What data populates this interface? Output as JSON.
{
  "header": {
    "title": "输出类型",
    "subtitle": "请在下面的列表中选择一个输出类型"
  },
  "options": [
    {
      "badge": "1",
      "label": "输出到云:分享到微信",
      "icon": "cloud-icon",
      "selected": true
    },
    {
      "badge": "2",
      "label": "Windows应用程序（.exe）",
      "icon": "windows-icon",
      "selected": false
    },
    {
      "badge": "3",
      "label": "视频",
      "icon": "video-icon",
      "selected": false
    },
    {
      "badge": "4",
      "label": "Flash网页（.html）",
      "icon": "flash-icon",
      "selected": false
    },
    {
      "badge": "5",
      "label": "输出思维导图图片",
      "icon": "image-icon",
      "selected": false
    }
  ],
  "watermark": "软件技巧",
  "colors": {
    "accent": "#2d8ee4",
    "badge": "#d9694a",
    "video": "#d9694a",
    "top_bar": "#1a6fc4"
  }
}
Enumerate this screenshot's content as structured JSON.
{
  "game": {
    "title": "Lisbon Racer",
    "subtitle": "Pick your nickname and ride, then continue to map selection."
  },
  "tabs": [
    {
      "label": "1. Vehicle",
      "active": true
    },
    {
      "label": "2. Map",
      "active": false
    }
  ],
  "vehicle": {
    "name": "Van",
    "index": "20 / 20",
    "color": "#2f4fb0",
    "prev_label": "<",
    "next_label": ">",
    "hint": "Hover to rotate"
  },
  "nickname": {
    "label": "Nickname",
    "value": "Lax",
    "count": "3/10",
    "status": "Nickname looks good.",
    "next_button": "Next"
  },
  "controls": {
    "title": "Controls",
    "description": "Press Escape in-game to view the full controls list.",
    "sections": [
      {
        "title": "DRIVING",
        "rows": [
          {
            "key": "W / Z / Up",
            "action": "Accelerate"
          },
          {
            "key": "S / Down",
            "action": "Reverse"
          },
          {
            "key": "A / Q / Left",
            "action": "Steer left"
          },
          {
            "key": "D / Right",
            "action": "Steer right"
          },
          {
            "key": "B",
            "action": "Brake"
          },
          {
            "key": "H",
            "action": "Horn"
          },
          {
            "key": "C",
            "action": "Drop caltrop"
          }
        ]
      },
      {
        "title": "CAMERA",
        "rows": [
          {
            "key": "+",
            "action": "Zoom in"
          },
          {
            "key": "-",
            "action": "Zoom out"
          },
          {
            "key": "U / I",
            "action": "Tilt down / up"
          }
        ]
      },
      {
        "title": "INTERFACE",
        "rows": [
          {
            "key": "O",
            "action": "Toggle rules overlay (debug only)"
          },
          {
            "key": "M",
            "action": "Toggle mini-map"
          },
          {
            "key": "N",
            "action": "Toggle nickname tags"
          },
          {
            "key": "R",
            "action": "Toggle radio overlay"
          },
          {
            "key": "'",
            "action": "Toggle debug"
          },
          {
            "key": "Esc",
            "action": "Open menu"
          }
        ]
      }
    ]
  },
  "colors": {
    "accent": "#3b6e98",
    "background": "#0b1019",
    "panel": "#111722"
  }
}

★ ★ ★ ★ ★ ★ ★

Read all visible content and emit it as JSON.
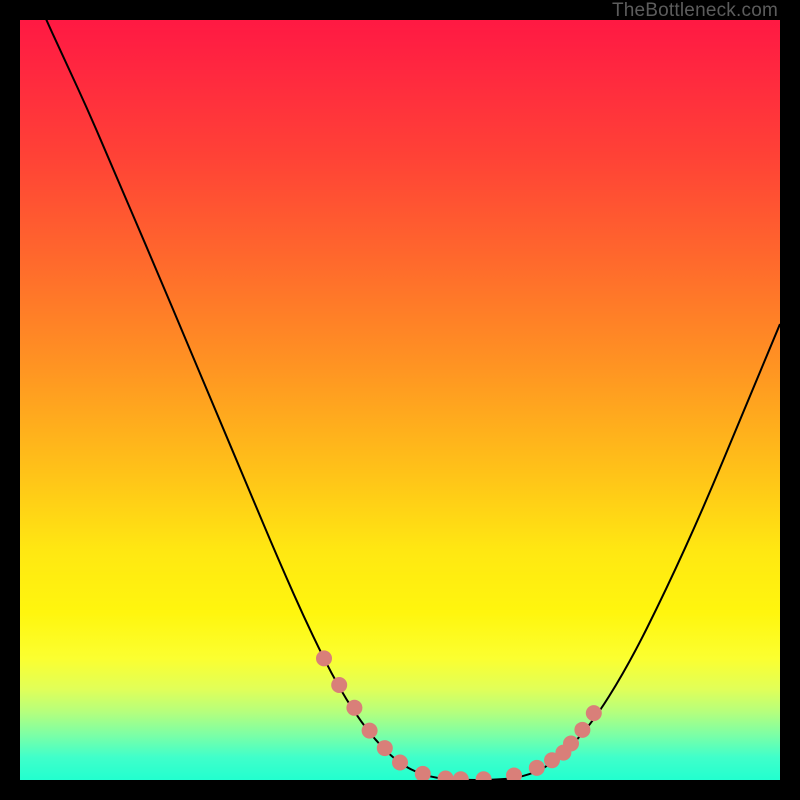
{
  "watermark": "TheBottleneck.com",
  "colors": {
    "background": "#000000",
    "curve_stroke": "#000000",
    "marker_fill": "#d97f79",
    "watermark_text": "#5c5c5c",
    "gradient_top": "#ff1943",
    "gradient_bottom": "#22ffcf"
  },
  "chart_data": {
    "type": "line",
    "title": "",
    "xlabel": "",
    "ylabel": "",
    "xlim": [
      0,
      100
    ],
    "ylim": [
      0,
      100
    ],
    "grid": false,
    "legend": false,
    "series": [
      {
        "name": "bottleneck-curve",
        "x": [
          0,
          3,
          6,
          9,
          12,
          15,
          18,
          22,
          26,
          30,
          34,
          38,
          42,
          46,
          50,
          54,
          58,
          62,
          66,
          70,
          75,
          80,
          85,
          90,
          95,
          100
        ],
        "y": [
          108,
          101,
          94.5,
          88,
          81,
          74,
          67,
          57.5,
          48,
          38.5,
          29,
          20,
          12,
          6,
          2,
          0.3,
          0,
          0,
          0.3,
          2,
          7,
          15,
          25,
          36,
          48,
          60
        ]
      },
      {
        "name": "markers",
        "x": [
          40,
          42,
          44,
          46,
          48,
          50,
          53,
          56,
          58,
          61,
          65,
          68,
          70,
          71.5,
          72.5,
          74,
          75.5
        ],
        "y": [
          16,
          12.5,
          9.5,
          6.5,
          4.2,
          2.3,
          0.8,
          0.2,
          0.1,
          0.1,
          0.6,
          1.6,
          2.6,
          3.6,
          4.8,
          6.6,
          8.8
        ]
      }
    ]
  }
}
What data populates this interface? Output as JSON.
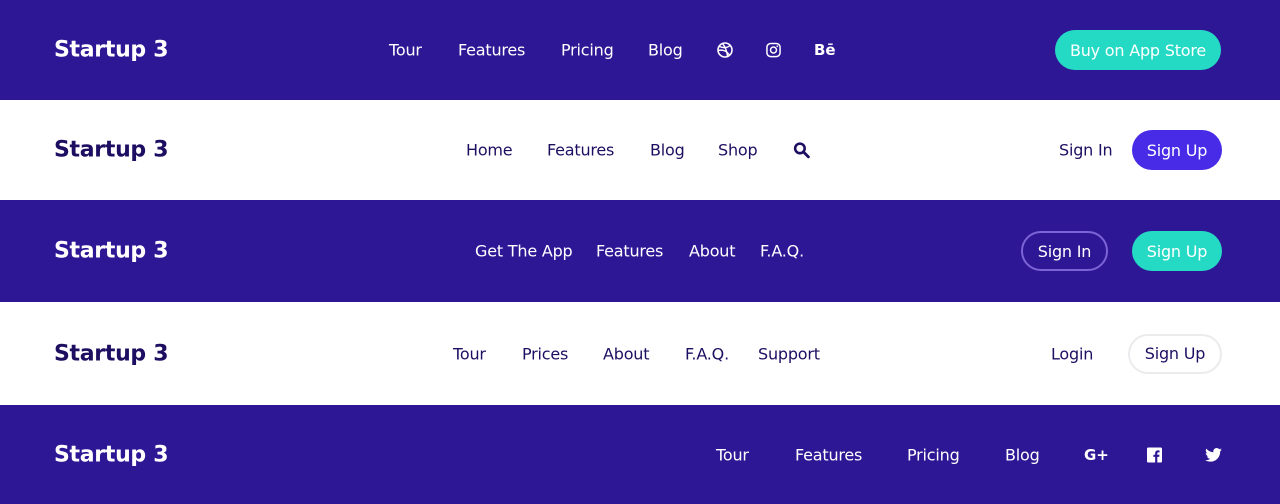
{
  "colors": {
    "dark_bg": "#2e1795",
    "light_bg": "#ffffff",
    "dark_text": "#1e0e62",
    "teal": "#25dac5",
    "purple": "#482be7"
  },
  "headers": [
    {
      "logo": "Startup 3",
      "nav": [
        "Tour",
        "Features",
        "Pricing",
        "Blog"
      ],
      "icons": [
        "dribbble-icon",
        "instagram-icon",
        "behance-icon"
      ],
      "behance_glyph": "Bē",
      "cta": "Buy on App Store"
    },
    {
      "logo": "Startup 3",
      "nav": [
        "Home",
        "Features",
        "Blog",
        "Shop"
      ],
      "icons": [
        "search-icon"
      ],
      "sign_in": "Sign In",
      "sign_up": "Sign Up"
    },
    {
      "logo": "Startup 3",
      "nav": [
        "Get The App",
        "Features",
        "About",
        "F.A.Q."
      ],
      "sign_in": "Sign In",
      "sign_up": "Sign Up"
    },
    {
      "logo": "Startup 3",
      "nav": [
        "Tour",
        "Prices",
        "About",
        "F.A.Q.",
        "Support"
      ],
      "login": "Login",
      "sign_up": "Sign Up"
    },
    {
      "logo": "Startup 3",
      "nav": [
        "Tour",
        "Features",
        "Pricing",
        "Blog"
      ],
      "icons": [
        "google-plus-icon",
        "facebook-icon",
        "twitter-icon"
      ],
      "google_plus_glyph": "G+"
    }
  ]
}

★ ★ ★ ★ ★ ★ ★

BRIEF: Search the records for the string "debug" and return every line in which it occurs.

WRITTEN REPLY:
            "action": "Toggle rules overlay (debug only)"
            "action": "Toggle debug"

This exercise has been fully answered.